[THE EXERCISE] Produce the listing below again, exactly as shown.

[EXCERPTED DATA]

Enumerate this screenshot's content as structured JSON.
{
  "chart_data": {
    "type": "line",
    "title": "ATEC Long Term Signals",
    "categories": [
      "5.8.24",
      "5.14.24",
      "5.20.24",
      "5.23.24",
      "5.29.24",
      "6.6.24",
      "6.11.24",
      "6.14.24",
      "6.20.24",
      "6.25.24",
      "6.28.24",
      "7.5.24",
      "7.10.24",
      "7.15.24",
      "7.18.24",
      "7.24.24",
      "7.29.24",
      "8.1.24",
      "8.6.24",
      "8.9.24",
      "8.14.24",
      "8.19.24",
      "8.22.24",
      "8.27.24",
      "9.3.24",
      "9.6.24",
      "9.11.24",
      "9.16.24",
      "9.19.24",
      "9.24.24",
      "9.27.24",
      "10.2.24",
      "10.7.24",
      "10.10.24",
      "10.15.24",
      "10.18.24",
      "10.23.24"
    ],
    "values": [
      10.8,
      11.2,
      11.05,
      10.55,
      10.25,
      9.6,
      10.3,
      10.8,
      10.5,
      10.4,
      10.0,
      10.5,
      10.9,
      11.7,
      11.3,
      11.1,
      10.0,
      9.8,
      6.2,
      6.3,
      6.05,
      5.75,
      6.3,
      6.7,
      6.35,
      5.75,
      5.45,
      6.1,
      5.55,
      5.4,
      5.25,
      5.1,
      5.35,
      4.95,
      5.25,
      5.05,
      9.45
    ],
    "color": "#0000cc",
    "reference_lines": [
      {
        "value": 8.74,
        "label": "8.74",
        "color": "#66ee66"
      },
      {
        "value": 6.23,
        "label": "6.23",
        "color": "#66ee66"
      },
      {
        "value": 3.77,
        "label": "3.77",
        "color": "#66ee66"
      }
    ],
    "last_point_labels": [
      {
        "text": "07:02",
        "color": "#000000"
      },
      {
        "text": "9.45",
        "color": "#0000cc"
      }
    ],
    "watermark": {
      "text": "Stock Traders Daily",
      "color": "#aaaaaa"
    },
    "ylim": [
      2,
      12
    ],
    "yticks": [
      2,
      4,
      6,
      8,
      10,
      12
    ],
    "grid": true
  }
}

[RESPONSE]
Enumerate this screenshot's content as structured JSON.
{
  "chart_data": {
    "type": "line",
    "title": "ATEC Long Term Signals",
    "categories": [
      "5.8.24",
      "5.14.24",
      "5.20.24",
      "5.23.24",
      "5.29.24",
      "6.6.24",
      "6.11.24",
      "6.14.24",
      "6.20.24",
      "6.25.24",
      "6.28.24",
      "7.5.24",
      "7.10.24",
      "7.15.24",
      "7.18.24",
      "7.24.24",
      "7.29.24",
      "8.1.24",
      "8.6.24",
      "8.9.24",
      "8.14.24",
      "8.19.24",
      "8.22.24",
      "8.27.24",
      "9.3.24",
      "9.6.24",
      "9.11.24",
      "9.16.24",
      "9.19.24",
      "9.24.24",
      "9.27.24",
      "10.2.24",
      "10.7.24",
      "10.10.24",
      "10.15.24",
      "10.18.24",
      "10.23.24"
    ],
    "values": [
      10.8,
      11.2,
      11.05,
      10.55,
      10.25,
      9.6,
      10.3,
      10.8,
      10.5,
      10.4,
      10.0,
      10.5,
      10.9,
      11.7,
      11.3,
      11.1,
      10.0,
      9.8,
      6.2,
      6.3,
      6.05,
      5.75,
      6.3,
      6.7,
      6.35,
      5.75,
      5.45,
      6.1,
      5.55,
      5.4,
      5.25,
      5.1,
      5.35,
      4.95,
      5.25,
      5.05,
      9.45
    ],
    "color": "#0000cc",
    "reference_lines": [
      {
        "value": 8.74,
        "label": "8.74",
        "color": "#66ee66"
      },
      {
        "value": 6.23,
        "label": "6.23",
        "color": "#66ee66"
      },
      {
        "value": 3.77,
        "label": "3.77",
        "color": "#66ee66"
      }
    ],
    "last_point_labels": [
      {
        "text": "07:02",
        "color": "#000000"
      },
      {
        "text": "9.45",
        "color": "#0000cc"
      }
    ],
    "watermark": {
      "text": "Stock Traders Daily",
      "color": "#aaaaaa"
    },
    "ylim": [
      2,
      12
    ],
    "yticks": [
      2,
      4,
      6,
      8,
      10,
      12
    ],
    "grid": true
  }
}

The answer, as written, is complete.